• [Stated exercise]: Below are some records. Copy every line in them that holds "Population".

— START OF Given records —

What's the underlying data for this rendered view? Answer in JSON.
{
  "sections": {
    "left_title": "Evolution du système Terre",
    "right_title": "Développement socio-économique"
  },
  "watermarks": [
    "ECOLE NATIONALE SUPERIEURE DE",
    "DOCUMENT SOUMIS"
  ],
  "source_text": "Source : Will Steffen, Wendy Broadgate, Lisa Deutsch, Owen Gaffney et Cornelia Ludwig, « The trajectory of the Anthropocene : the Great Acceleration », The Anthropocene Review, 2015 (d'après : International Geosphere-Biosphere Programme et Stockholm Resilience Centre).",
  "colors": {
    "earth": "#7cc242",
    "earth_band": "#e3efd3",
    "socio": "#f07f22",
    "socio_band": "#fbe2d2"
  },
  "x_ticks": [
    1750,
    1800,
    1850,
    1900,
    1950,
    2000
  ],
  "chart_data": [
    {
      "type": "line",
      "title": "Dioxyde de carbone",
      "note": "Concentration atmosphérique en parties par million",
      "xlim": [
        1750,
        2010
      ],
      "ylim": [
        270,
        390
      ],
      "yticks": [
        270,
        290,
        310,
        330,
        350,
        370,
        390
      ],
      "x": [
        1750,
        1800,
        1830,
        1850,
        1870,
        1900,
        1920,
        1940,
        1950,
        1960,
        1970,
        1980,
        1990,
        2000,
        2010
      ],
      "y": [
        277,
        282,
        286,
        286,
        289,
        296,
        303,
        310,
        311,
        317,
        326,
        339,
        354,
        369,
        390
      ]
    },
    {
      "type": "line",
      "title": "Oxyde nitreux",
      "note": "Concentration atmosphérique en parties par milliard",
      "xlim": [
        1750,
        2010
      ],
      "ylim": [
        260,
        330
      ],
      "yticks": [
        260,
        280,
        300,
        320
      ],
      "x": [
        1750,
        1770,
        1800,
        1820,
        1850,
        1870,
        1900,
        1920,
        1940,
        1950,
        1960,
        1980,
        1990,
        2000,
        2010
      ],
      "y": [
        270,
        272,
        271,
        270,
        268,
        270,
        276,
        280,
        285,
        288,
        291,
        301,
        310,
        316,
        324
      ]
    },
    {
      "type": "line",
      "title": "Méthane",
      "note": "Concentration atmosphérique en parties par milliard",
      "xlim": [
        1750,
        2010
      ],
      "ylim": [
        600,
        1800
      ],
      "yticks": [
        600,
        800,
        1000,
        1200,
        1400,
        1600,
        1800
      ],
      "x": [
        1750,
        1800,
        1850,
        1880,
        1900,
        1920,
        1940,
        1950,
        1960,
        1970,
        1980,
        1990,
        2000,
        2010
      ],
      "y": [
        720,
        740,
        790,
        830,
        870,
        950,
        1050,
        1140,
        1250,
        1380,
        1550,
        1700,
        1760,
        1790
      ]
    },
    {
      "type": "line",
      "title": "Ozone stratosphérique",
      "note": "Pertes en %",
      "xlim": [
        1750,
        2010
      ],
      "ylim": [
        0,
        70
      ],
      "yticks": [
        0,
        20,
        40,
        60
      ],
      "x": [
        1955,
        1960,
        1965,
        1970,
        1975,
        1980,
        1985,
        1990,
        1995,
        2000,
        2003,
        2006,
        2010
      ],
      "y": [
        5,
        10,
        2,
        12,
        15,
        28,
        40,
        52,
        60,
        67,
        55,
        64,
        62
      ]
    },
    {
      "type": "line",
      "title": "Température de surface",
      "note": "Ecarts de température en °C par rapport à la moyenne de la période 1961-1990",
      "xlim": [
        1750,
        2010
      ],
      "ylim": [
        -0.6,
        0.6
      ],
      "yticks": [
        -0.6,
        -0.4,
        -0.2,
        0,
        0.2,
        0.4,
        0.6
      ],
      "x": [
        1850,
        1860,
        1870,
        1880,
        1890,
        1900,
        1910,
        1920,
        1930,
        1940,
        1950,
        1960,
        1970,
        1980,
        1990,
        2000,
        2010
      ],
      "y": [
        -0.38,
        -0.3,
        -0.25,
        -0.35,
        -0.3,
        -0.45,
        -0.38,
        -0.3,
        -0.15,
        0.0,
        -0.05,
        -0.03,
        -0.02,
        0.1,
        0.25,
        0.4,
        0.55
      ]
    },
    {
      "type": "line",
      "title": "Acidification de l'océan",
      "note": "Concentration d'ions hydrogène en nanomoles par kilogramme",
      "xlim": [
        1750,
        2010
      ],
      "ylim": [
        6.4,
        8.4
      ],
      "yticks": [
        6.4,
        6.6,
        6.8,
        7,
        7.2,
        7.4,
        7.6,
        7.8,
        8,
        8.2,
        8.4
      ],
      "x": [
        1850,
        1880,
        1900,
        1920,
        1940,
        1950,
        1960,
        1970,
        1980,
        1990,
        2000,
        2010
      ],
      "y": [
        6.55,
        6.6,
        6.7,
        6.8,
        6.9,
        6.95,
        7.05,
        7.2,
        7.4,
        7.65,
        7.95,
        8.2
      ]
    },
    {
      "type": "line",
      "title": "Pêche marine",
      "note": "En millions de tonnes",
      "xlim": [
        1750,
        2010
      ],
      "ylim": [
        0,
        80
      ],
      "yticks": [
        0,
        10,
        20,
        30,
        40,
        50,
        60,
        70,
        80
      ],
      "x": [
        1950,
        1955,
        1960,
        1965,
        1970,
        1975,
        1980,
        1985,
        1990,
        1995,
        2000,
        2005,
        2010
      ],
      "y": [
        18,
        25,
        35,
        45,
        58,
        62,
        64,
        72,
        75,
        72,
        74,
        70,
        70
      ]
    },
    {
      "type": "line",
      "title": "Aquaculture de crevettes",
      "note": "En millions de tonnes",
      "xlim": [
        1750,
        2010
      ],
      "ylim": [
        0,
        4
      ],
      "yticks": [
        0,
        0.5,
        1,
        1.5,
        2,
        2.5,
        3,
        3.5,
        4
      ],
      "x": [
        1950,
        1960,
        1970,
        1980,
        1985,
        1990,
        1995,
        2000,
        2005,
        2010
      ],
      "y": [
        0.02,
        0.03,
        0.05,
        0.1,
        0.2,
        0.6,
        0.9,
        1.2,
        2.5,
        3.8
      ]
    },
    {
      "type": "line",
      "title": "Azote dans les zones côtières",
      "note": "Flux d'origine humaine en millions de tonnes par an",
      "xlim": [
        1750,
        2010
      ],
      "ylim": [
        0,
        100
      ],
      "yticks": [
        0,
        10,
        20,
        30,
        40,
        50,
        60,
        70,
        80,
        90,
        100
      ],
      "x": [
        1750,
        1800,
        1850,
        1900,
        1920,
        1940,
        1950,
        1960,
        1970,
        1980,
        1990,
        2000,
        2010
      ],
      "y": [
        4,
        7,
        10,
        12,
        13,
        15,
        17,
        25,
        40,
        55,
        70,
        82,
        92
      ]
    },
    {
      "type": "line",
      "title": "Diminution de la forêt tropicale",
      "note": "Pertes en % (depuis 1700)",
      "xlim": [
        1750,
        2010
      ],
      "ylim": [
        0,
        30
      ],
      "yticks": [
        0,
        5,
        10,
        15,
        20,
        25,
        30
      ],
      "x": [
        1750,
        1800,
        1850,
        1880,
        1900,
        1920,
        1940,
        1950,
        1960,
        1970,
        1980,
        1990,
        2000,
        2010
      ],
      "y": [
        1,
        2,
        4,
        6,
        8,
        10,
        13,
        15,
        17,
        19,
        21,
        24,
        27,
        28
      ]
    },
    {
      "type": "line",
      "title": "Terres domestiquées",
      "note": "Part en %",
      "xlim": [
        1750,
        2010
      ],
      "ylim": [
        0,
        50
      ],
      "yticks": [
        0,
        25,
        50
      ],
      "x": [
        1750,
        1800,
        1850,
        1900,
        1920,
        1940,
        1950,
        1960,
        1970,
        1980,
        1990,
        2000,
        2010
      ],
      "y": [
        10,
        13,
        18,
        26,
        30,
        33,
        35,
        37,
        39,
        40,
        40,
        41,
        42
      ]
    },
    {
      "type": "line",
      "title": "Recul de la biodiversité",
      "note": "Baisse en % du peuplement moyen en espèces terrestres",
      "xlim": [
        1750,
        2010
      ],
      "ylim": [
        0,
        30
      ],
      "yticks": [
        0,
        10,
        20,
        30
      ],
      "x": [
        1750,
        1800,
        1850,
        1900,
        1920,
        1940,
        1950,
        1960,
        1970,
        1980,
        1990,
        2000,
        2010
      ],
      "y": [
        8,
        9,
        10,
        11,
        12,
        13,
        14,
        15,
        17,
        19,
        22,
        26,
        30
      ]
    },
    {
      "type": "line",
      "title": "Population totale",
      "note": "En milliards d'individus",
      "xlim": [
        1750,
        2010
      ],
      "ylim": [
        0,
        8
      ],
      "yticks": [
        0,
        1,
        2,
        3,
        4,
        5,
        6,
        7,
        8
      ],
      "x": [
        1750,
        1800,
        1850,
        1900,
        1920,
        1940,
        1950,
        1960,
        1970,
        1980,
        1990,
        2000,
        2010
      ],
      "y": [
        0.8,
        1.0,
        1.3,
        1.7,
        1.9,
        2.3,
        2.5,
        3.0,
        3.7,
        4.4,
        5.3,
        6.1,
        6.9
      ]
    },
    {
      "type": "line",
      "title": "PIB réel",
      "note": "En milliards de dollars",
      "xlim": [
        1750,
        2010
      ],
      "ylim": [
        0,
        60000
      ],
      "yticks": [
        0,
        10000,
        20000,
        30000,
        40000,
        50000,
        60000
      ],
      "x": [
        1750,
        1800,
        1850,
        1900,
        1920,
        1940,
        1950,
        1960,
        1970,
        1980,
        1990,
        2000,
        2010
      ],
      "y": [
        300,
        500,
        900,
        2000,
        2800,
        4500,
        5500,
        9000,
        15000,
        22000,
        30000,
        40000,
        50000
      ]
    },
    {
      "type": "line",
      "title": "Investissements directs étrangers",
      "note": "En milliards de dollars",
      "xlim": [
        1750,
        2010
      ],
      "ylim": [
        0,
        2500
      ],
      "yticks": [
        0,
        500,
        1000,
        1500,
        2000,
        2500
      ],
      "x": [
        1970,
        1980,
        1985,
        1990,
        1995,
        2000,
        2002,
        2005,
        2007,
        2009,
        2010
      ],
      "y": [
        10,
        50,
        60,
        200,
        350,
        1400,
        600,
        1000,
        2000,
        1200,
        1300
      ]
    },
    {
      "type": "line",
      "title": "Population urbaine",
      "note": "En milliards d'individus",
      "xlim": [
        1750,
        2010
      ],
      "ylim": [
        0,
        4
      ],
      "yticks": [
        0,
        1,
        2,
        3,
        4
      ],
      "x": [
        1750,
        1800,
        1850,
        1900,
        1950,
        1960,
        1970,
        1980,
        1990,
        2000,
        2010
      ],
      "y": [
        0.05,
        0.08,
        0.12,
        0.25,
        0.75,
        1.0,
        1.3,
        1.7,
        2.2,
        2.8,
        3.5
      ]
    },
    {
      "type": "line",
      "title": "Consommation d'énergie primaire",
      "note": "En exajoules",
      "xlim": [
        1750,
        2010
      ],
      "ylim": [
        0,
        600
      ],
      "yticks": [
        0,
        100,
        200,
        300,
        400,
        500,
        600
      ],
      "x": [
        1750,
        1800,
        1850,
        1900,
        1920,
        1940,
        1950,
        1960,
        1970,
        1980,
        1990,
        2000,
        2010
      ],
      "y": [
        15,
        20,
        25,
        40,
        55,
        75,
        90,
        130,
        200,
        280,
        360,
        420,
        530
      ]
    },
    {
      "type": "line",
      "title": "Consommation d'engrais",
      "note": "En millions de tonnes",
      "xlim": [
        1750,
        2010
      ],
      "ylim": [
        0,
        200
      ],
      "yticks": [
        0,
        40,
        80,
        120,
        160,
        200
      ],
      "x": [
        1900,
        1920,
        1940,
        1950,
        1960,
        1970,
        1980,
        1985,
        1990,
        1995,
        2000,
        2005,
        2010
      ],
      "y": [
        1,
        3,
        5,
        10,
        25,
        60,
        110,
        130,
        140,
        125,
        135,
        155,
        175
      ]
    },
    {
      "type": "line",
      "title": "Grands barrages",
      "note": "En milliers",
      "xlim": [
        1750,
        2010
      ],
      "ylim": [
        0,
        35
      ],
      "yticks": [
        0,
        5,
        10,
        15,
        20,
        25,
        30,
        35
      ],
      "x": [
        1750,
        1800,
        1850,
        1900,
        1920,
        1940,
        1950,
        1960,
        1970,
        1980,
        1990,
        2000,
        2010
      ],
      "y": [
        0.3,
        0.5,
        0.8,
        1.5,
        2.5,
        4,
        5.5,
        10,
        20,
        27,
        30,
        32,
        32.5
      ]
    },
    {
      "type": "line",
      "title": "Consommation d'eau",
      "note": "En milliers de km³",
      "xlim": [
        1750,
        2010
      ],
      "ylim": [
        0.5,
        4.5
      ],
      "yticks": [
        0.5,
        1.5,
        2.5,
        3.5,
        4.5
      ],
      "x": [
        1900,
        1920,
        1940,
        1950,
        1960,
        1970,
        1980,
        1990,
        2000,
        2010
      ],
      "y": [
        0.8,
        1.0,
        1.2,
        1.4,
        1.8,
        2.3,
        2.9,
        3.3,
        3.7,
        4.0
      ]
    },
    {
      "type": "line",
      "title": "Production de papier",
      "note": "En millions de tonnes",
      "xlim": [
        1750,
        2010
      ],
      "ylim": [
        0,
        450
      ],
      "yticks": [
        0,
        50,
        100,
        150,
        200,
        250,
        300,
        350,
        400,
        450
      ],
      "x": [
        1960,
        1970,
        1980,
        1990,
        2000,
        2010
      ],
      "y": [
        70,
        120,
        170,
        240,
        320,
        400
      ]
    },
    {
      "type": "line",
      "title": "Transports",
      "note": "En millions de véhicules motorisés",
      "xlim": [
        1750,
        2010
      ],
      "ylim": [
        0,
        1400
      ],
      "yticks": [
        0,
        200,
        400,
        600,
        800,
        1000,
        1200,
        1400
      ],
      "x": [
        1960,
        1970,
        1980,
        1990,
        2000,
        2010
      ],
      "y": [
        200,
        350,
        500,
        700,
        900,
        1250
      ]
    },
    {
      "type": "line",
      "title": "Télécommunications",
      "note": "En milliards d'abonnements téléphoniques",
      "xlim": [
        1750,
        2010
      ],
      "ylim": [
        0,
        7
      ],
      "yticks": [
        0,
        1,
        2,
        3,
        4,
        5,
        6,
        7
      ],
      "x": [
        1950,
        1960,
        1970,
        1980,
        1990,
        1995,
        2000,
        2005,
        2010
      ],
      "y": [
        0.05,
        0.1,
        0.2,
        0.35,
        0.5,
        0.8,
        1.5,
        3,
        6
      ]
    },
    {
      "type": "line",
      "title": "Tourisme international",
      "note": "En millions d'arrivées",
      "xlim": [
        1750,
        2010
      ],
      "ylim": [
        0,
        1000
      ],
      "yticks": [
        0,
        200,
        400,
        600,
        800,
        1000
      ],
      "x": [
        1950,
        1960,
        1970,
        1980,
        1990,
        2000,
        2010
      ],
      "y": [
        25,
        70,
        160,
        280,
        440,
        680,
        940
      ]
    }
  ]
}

— END OF Given records —

• [Task result]:
      "title": "Population totale",
      "title": "Population urbaine",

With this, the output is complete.